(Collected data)
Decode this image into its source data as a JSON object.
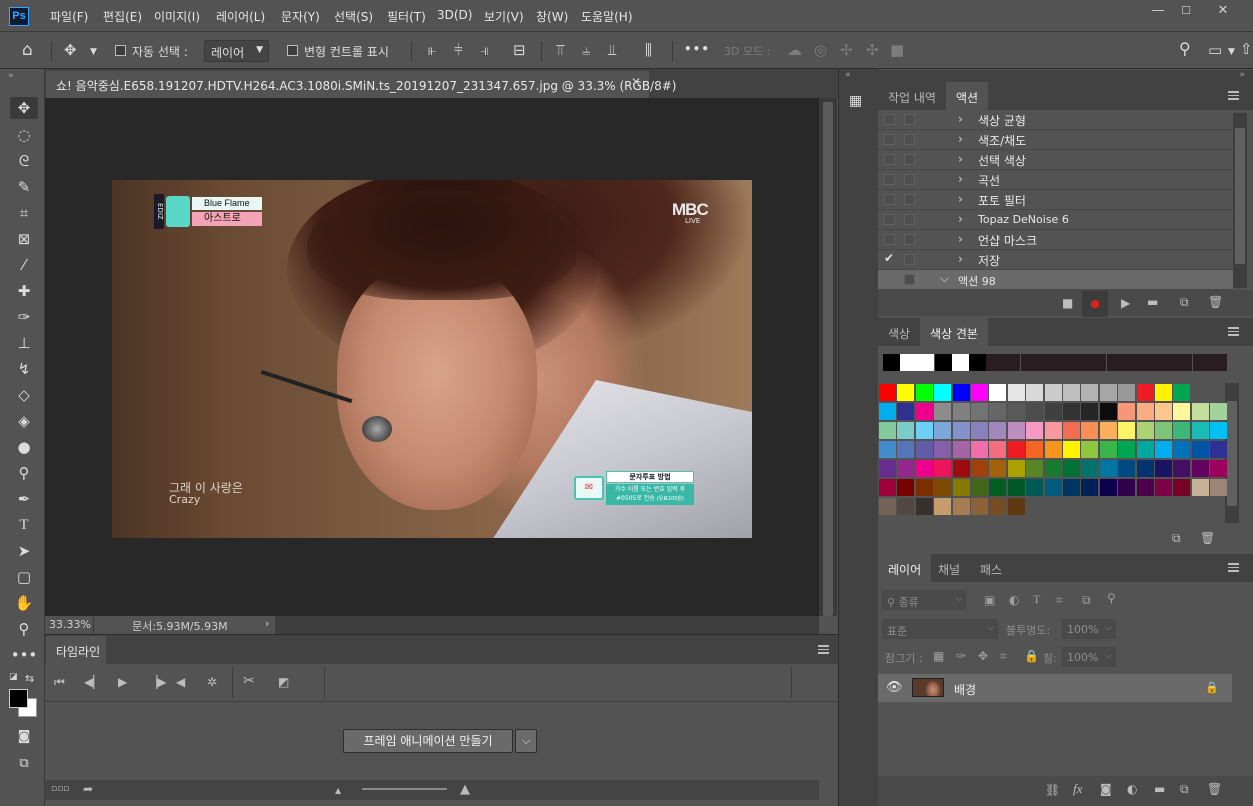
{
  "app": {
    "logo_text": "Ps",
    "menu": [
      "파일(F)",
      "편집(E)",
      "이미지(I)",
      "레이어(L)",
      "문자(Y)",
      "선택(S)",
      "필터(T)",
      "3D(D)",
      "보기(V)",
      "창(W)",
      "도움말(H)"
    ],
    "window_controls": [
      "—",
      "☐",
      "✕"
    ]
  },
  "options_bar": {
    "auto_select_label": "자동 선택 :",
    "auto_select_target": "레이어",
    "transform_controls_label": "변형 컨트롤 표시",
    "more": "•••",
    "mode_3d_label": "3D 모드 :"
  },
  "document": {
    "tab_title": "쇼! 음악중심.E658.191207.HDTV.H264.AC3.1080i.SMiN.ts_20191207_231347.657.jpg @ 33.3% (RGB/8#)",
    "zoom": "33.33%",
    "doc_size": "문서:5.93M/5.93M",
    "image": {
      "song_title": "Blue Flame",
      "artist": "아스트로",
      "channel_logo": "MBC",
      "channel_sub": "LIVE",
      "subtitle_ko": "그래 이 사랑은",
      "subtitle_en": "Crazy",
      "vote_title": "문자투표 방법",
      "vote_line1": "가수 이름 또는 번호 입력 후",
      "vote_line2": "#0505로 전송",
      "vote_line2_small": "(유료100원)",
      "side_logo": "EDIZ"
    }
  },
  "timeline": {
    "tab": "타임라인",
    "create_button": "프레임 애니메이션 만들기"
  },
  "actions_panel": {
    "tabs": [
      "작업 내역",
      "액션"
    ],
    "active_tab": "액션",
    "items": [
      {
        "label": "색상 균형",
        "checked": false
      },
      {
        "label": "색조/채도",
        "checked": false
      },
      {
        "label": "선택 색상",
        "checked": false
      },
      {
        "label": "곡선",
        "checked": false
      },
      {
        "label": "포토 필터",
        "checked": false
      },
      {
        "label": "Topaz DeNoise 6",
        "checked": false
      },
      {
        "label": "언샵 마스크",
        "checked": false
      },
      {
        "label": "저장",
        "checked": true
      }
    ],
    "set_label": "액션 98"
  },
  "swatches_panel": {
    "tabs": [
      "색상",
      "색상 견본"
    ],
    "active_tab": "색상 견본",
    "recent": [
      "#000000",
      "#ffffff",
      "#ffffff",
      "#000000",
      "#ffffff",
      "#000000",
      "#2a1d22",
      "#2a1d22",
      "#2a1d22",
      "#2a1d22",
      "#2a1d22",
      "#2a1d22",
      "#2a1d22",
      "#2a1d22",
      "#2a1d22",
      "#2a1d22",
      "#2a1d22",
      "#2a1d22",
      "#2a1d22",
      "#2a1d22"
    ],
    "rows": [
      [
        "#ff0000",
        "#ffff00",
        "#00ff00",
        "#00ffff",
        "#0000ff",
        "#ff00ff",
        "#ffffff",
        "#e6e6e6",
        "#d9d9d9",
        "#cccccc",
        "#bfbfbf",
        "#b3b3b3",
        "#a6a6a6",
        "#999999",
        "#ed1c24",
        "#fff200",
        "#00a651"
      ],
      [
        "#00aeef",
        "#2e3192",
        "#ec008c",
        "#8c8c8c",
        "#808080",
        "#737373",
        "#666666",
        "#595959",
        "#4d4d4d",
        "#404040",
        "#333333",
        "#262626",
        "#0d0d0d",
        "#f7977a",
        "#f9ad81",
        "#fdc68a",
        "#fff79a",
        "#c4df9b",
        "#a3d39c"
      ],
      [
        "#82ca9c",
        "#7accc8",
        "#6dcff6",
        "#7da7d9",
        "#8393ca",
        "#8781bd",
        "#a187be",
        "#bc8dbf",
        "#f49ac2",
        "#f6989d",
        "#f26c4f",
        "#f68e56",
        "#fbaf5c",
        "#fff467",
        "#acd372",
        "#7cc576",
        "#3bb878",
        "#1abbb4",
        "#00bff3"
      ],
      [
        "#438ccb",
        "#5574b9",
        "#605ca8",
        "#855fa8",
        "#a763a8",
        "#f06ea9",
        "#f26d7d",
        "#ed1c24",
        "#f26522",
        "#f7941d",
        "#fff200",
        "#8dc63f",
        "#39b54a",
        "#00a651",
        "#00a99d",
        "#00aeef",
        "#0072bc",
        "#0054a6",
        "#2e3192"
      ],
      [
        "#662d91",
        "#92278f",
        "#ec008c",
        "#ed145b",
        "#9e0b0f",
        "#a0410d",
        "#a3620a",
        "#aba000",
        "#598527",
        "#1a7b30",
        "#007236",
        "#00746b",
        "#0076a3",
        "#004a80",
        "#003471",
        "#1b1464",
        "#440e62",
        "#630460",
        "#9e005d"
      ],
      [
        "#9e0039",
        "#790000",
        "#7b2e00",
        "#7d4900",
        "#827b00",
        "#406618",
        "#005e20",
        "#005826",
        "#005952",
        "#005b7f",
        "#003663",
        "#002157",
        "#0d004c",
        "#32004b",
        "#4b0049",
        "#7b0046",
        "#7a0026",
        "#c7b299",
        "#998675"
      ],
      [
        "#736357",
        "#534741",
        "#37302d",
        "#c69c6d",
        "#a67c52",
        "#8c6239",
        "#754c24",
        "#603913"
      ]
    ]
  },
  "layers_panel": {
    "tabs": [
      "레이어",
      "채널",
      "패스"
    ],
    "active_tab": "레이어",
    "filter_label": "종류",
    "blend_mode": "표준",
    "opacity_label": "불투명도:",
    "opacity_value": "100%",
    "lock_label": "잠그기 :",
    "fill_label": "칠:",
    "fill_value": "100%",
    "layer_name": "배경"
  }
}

== Your objective ==
Give the data above again in full and unchanged, skipping the pictures.

== Result below ==
Decode this image into its source data as a JSON object.
{
  "app": {
    "logo_text": "Ps",
    "menu": [
      "파일(F)",
      "편집(E)",
      "이미지(I)",
      "레이어(L)",
      "문자(Y)",
      "선택(S)",
      "필터(T)",
      "3D(D)",
      "보기(V)",
      "창(W)",
      "도움말(H)"
    ],
    "window_controls": [
      "—",
      "☐",
      "✕"
    ]
  },
  "options_bar": {
    "auto_select_label": "자동 선택 :",
    "auto_select_target": "레이어",
    "transform_controls_label": "변형 컨트롤 표시",
    "more": "•••",
    "mode_3d_label": "3D 모드 :"
  },
  "document": {
    "tab_title": "쇼! 음악중심.E658.191207.HDTV.H264.AC3.1080i.SMiN.ts_20191207_231347.657.jpg @ 33.3% (RGB/8#)",
    "zoom": "33.33%",
    "doc_size": "문서:5.93M/5.93M",
    "image": {
      "song_title": "Blue Flame",
      "artist": "아스트로",
      "channel_logo": "MBC",
      "channel_sub": "LIVE",
      "subtitle_ko": "그래 이 사랑은",
      "subtitle_en": "Crazy",
      "vote_title": "문자투표 방법",
      "vote_line1": "가수 이름 또는 번호 입력 후",
      "vote_line2": "#0505로 전송",
      "vote_line2_small": "(유료100원)",
      "side_logo": "EDIZ"
    }
  },
  "timeline": {
    "tab": "타임라인",
    "create_button": "프레임 애니메이션 만들기"
  },
  "actions_panel": {
    "tabs": [
      "작업 내역",
      "액션"
    ],
    "active_tab": "액션",
    "items": [
      {
        "label": "색상 균형",
        "checked": false
      },
      {
        "label": "색조/채도",
        "checked": false
      },
      {
        "label": "선택 색상",
        "checked": false
      },
      {
        "label": "곡선",
        "checked": false
      },
      {
        "label": "포토 필터",
        "checked": false
      },
      {
        "label": "Topaz DeNoise 6",
        "checked": false
      },
      {
        "label": "언샵 마스크",
        "checked": false
      },
      {
        "label": "저장",
        "checked": true
      }
    ],
    "set_label": "액션 98"
  },
  "swatches_panel": {
    "tabs": [
      "색상",
      "색상 견본"
    ],
    "active_tab": "색상 견본",
    "recent": [
      "#000000",
      "#ffffff",
      "#ffffff",
      "#000000",
      "#ffffff",
      "#000000",
      "#2a1d22",
      "#2a1d22",
      "#2a1d22",
      "#2a1d22",
      "#2a1d22",
      "#2a1d22",
      "#2a1d22",
      "#2a1d22",
      "#2a1d22",
      "#2a1d22",
      "#2a1d22",
      "#2a1d22",
      "#2a1d22",
      "#2a1d22"
    ],
    "rows": [
      [
        "#ff0000",
        "#ffff00",
        "#00ff00",
        "#00ffff",
        "#0000ff",
        "#ff00ff",
        "#ffffff",
        "#e6e6e6",
        "#d9d9d9",
        "#cccccc",
        "#bfbfbf",
        "#b3b3b3",
        "#a6a6a6",
        "#999999",
        "#ed1c24",
        "#fff200",
        "#00a651"
      ],
      [
        "#00aeef",
        "#2e3192",
        "#ec008c",
        "#8c8c8c",
        "#808080",
        "#737373",
        "#666666",
        "#595959",
        "#4d4d4d",
        "#404040",
        "#333333",
        "#262626",
        "#0d0d0d",
        "#f7977a",
        "#f9ad81",
        "#fdc68a",
        "#fff79a",
        "#c4df9b",
        "#a3d39c"
      ],
      [
        "#82ca9c",
        "#7accc8",
        "#6dcff6",
        "#7da7d9",
        "#8393ca",
        "#8781bd",
        "#a187be",
        "#bc8dbf",
        "#f49ac2",
        "#f6989d",
        "#f26c4f",
        "#f68e56",
        "#fbaf5c",
        "#fff467",
        "#acd372",
        "#7cc576",
        "#3bb878",
        "#1abbb4",
        "#00bff3"
      ],
      [
        "#438ccb",
        "#5574b9",
        "#605ca8",
        "#855fa8",
        "#a763a8",
        "#f06ea9",
        "#f26d7d",
        "#ed1c24",
        "#f26522",
        "#f7941d",
        "#fff200",
        "#8dc63f",
        "#39b54a",
        "#00a651",
        "#00a99d",
        "#00aeef",
        "#0072bc",
        "#0054a6",
        "#2e3192"
      ],
      [
        "#662d91",
        "#92278f",
        "#ec008c",
        "#ed145b",
        "#9e0b0f",
        "#a0410d",
        "#a3620a",
        "#aba000",
        "#598527",
        "#1a7b30",
        "#007236",
        "#00746b",
        "#0076a3",
        "#004a80",
        "#003471",
        "#1b1464",
        "#440e62",
        "#630460",
        "#9e005d"
      ],
      [
        "#9e0039",
        "#790000",
        "#7b2e00",
        "#7d4900",
        "#827b00",
        "#406618",
        "#005e20",
        "#005826",
        "#005952",
        "#005b7f",
        "#003663",
        "#002157",
        "#0d004c",
        "#32004b",
        "#4b0049",
        "#7b0046",
        "#7a0026",
        "#c7b299",
        "#998675"
      ],
      [
        "#736357",
        "#534741",
        "#37302d",
        "#c69c6d",
        "#a67c52",
        "#8c6239",
        "#754c24",
        "#603913"
      ]
    ]
  },
  "layers_panel": {
    "tabs": [
      "레이어",
      "채널",
      "패스"
    ],
    "active_tab": "레이어",
    "filter_label": "종류",
    "blend_mode": "표준",
    "opacity_label": "불투명도:",
    "opacity_value": "100%",
    "lock_label": "잠그기 :",
    "fill_label": "칠:",
    "fill_value": "100%",
    "layer_name": "배경"
  }
}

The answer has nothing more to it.